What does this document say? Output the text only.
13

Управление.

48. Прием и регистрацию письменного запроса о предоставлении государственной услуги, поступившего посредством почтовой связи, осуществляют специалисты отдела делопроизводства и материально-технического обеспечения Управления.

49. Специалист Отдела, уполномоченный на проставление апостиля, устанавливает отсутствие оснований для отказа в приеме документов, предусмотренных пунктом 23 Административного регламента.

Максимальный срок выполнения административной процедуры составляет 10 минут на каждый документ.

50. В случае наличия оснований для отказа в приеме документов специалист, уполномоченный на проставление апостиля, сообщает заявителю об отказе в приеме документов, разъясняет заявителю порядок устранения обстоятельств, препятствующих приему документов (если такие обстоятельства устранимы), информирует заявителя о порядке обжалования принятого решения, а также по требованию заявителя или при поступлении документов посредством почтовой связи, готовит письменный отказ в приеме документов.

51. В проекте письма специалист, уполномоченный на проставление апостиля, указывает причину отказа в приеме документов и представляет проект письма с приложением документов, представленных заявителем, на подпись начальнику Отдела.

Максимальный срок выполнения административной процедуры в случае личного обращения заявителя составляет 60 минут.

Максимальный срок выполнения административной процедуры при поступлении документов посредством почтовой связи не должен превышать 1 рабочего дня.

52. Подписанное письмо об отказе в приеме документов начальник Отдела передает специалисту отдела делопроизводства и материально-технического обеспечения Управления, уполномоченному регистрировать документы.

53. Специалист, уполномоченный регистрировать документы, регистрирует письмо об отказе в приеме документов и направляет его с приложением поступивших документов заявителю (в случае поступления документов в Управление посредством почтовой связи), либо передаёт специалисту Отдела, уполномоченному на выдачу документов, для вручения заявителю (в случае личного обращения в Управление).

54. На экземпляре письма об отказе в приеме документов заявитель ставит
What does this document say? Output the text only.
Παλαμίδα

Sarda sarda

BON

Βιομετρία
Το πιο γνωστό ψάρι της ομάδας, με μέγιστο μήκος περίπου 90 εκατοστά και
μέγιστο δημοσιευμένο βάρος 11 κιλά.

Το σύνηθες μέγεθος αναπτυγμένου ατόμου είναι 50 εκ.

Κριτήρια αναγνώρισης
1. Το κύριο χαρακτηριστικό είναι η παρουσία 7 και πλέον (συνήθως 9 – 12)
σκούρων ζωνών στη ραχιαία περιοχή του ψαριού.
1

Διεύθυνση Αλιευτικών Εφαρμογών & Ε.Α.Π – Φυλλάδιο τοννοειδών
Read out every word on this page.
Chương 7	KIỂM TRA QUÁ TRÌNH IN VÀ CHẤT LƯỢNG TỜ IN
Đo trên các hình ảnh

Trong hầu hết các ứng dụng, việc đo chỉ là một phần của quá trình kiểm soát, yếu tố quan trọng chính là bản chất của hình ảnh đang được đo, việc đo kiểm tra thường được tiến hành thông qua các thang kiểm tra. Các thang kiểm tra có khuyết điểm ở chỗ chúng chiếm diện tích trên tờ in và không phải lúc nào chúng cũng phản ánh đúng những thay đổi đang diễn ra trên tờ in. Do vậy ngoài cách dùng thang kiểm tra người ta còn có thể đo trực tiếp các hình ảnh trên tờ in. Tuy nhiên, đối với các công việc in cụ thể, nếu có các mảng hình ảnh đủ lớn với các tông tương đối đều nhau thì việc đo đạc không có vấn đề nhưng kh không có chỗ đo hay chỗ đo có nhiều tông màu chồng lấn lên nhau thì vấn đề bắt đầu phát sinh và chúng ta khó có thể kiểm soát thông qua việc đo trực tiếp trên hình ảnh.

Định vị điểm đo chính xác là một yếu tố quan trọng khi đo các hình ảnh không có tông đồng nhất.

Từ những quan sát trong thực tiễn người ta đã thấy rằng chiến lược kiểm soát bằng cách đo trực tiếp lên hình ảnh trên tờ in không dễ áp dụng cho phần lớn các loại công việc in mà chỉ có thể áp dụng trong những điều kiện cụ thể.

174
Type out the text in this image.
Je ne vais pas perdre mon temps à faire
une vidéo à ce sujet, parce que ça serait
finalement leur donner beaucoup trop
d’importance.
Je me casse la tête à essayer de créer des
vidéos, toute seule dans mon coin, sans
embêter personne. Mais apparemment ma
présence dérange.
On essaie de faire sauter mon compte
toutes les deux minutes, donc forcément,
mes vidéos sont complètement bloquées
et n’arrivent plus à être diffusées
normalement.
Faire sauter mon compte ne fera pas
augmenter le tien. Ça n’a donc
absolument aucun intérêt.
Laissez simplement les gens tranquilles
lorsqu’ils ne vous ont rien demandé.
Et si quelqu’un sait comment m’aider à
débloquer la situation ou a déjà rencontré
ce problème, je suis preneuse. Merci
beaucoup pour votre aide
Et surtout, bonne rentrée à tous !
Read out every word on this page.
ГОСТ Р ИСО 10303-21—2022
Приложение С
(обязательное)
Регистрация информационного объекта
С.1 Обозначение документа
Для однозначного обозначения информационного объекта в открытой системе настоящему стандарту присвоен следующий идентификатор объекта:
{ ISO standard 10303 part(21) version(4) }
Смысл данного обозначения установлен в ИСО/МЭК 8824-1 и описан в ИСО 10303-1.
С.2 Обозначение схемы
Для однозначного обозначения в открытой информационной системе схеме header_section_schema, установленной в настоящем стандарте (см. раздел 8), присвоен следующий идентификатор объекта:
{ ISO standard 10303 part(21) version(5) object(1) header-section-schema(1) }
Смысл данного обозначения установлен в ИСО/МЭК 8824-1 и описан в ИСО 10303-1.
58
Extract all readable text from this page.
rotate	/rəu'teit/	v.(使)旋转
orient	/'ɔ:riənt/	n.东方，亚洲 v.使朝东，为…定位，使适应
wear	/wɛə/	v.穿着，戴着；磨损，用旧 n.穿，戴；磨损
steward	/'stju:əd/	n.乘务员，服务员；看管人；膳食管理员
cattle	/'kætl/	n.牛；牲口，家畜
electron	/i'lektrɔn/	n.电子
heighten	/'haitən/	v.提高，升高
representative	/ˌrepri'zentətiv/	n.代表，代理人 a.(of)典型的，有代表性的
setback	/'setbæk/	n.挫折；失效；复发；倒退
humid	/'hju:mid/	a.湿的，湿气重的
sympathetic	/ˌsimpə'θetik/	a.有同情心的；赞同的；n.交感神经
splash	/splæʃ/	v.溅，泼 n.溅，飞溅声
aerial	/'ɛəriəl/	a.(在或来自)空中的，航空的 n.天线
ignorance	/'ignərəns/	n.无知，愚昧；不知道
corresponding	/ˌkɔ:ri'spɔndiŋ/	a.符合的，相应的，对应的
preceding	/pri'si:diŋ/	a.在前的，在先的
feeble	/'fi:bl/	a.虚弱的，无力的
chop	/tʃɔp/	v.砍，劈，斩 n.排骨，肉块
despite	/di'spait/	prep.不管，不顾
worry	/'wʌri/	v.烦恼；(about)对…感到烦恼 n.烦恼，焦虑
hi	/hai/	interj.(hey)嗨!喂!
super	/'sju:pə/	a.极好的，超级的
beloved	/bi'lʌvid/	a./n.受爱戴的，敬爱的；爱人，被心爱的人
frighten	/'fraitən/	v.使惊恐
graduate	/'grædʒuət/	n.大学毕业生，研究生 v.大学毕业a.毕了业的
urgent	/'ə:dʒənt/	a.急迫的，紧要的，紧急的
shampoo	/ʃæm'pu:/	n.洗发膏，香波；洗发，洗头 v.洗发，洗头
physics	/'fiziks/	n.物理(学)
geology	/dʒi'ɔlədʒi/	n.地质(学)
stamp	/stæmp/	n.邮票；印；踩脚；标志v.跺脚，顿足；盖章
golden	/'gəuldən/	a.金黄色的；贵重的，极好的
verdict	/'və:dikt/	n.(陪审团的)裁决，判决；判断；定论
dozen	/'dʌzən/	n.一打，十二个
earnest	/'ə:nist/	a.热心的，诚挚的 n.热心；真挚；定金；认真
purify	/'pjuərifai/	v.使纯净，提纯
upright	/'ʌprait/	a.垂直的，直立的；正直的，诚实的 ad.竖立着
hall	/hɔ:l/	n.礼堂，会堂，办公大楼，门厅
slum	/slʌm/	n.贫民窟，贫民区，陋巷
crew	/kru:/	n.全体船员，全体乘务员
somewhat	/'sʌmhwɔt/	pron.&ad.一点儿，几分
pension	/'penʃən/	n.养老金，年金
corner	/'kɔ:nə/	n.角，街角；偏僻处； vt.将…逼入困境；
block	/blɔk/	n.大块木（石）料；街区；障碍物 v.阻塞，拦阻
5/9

________

Task description:
Whichever lines contain the string "объекта", select and copy them.

Worked answer:
Регистрация информационного объекта
Для однозначного обозначения информационного объекта в открытой системе настоящему стандарту присвоен следующий идентификатор объекта:
Для однозначного обозначения в открытой информационной системе схеме header_section_schema, установленной в настоящем стандарте (см. раздел 8), присвоен следующий идентификатор объекта:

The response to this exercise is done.